▸ **PROBLEM REQUIREMENTS**
Pictures stay out of your copy, but everything else in the records below must be repeated exactly.
-----
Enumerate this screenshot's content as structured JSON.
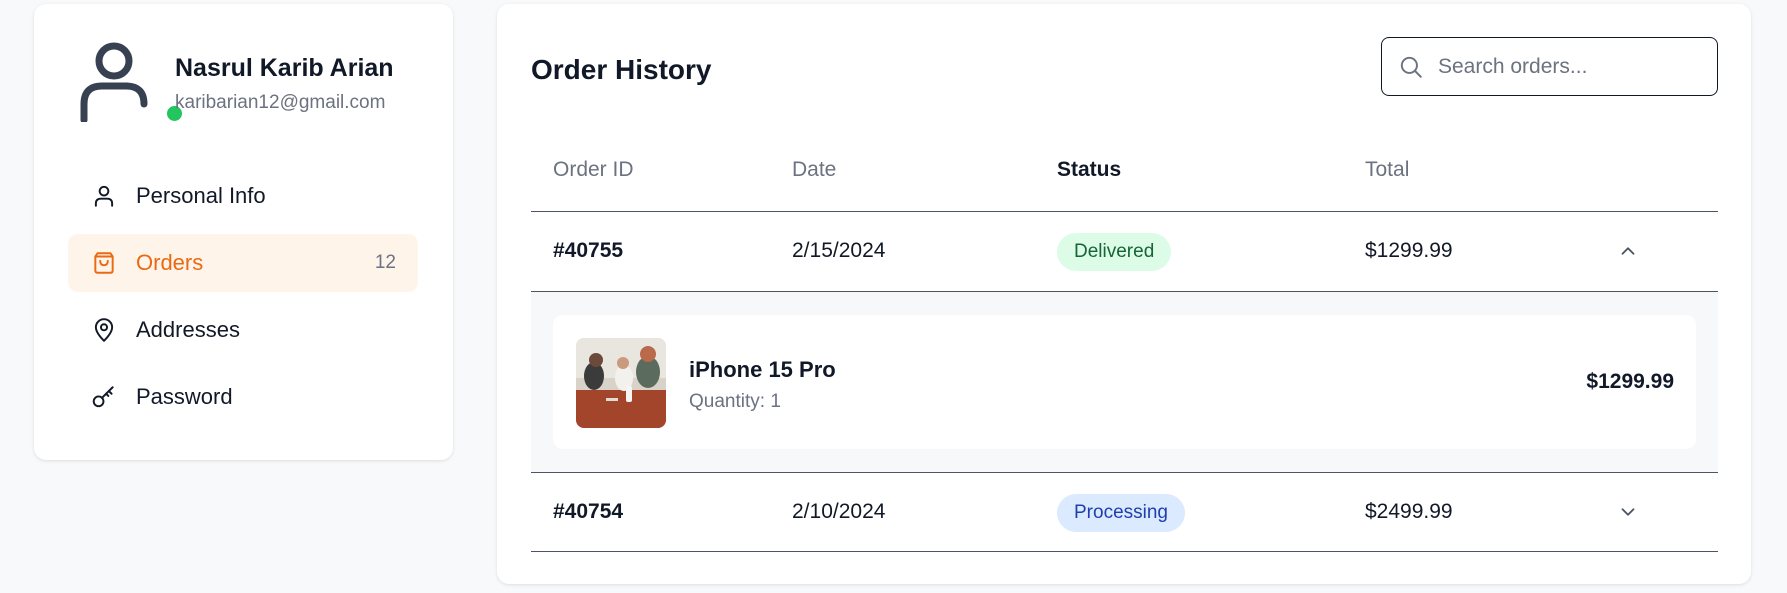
{
  "profile": {
    "name": "Nasrul Karib Arian",
    "email": "karibarian12@gmail.com",
    "online": true,
    "online_color": "#22c55e"
  },
  "nav": [
    {
      "label": "Personal Info",
      "icon": "user-icon",
      "active": false
    },
    {
      "label": "Orders",
      "icon": "shopping-bag-icon",
      "active": true,
      "count": "12"
    },
    {
      "label": "Addresses",
      "icon": "map-pin-icon",
      "active": false
    },
    {
      "label": "Password",
      "icon": "key-icon",
      "active": false
    }
  ],
  "accent_color": "#ea6a12",
  "main": {
    "title": "Order History",
    "search": {
      "placeholder": "Search orders...",
      "value": ""
    },
    "columns": [
      "Order ID",
      "Date",
      "Status",
      "Total"
    ],
    "orders": [
      {
        "id": "#40755",
        "date": "2/15/2024",
        "status": "Delivered",
        "total": "$1299.99",
        "expanded": true,
        "items": [
          {
            "name": "iPhone 15 Pro",
            "quantity": "Quantity: 1",
            "price": "$1299.99"
          }
        ]
      },
      {
        "id": "#40754",
        "date": "2/10/2024",
        "status": "Processing",
        "total": "$2499.99",
        "expanded": false
      }
    ]
  }
}
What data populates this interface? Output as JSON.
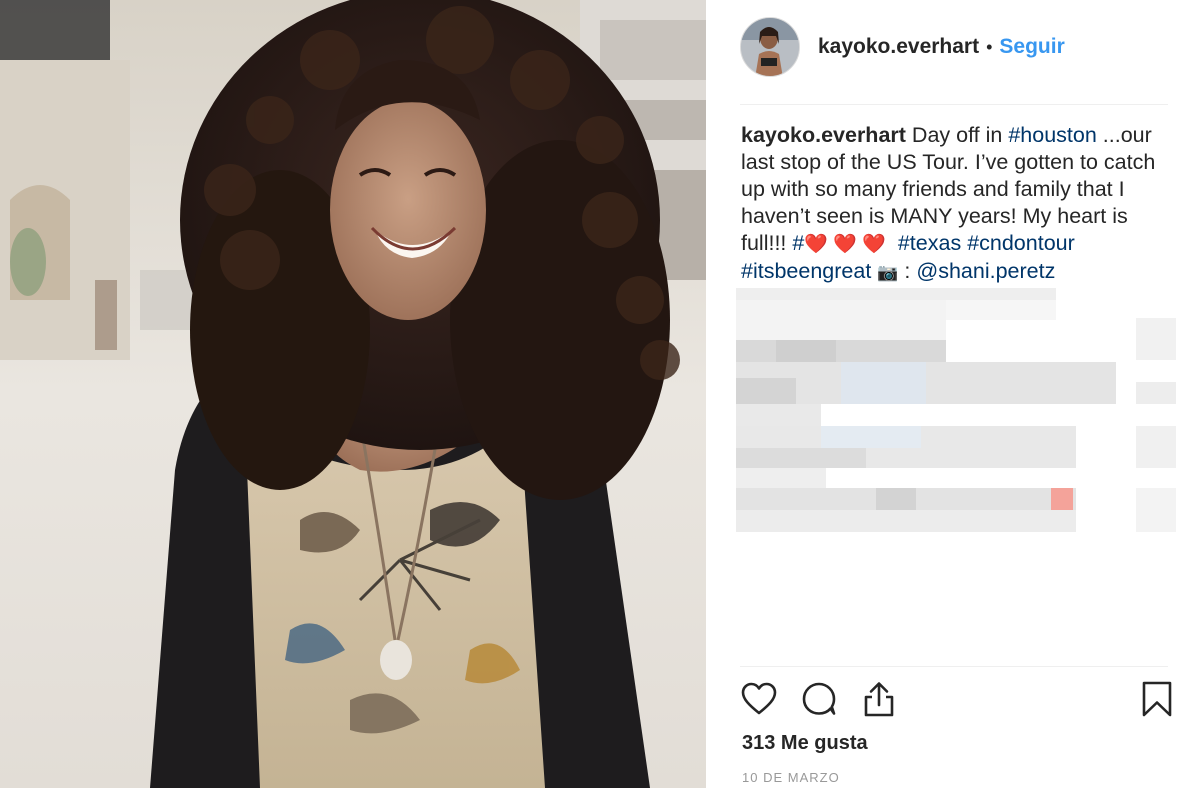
{
  "post": {
    "username": "kayoko.everhart",
    "separator": "•",
    "follow_label": "Seguir",
    "caption": {
      "username": "kayoko.everhart",
      "text_1": " Day off in ",
      "tag_houston": "#houston",
      "text_2": " ...our last stop of the US Tour. I’ve gotten to catch up with so many friends and family that I haven’t seen is MANY years! My heart is full!!! ",
      "hash_prefix": "#",
      "hearts": "❤️ ❤️ ❤️",
      "tag_texas": "#texas",
      "tag_cndontour": "#cndontour",
      "tag_itsbeengreat": "#itsbeengreat",
      "camera": "📷",
      "colon": " : ",
      "mention": "@shani.peretz"
    },
    "likes_label": "313 Me gusta",
    "date_label": "10 DE MARZO"
  },
  "icons": {
    "like": "heart-outline-icon",
    "comment": "comment-bubble-icon",
    "share": "share-upload-icon",
    "save": "bookmark-icon"
  },
  "colors": {
    "link_blue": "#3897f0",
    "hashtag": "#003569",
    "text": "#262626",
    "muted": "#999999"
  }
}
-----
▸ **OUTPUT**
Enumerate this screenshot's content as structured JSON.
{
  "profile": {
    "name": "Nasrul Karib Arian",
    "email": "karibarian12@gmail.com",
    "online": true,
    "online_color": "#22c55e"
  },
  "nav": [
    {
      "label": "Personal Info",
      "icon": "user-icon",
      "active": false
    },
    {
      "label": "Orders",
      "icon": "shopping-bag-icon",
      "active": true,
      "count": "12"
    },
    {
      "label": "Addresses",
      "icon": "map-pin-icon",
      "active": false
    },
    {
      "label": "Password",
      "icon": "key-icon",
      "active": false
    }
  ],
  "accent_color": "#ea6a12",
  "main": {
    "title": "Order History",
    "search": {
      "placeholder": "Search orders...",
      "value": ""
    },
    "columns": [
      "Order ID",
      "Date",
      "Status",
      "Total"
    ],
    "orders": [
      {
        "id": "#40755",
        "date": "2/15/2024",
        "status": "Delivered",
        "total": "$1299.99",
        "expanded": true,
        "items": [
          {
            "name": "iPhone 15 Pro",
            "quantity": "Quantity: 1",
            "price": "$1299.99"
          }
        ]
      },
      {
        "id": "#40754",
        "date": "2/10/2024",
        "status": "Processing",
        "total": "$2499.99",
        "expanded": false
      }
    ]
  }
}
What data populates this interface? Output as JSON.
{
  "post": {
    "username": "kayoko.everhart",
    "separator": "•",
    "follow_label": "Seguir",
    "caption": {
      "username": "kayoko.everhart",
      "text_1": " Day off in ",
      "tag_houston": "#houston",
      "text_2": " ...our last stop of the US Tour. I’ve gotten to catch up with so many friends and family that I haven’t seen is MANY years! My heart is full!!! ",
      "hash_prefix": "#",
      "hearts": "❤️ ❤️ ❤️",
      "tag_texas": "#texas",
      "tag_cndontour": "#cndontour",
      "tag_itsbeengreat": "#itsbeengreat",
      "camera": "📷",
      "colon": " : ",
      "mention": "@shani.peretz"
    },
    "likes_label": "313 Me gusta",
    "date_label": "10 DE MARZO"
  },
  "icons": {
    "like": "heart-outline-icon",
    "comment": "comment-bubble-icon",
    "share": "share-upload-icon",
    "save": "bookmark-icon"
  },
  "colors": {
    "link_blue": "#3897f0",
    "hashtag": "#003569",
    "text": "#262626",
    "muted": "#999999"
  }
}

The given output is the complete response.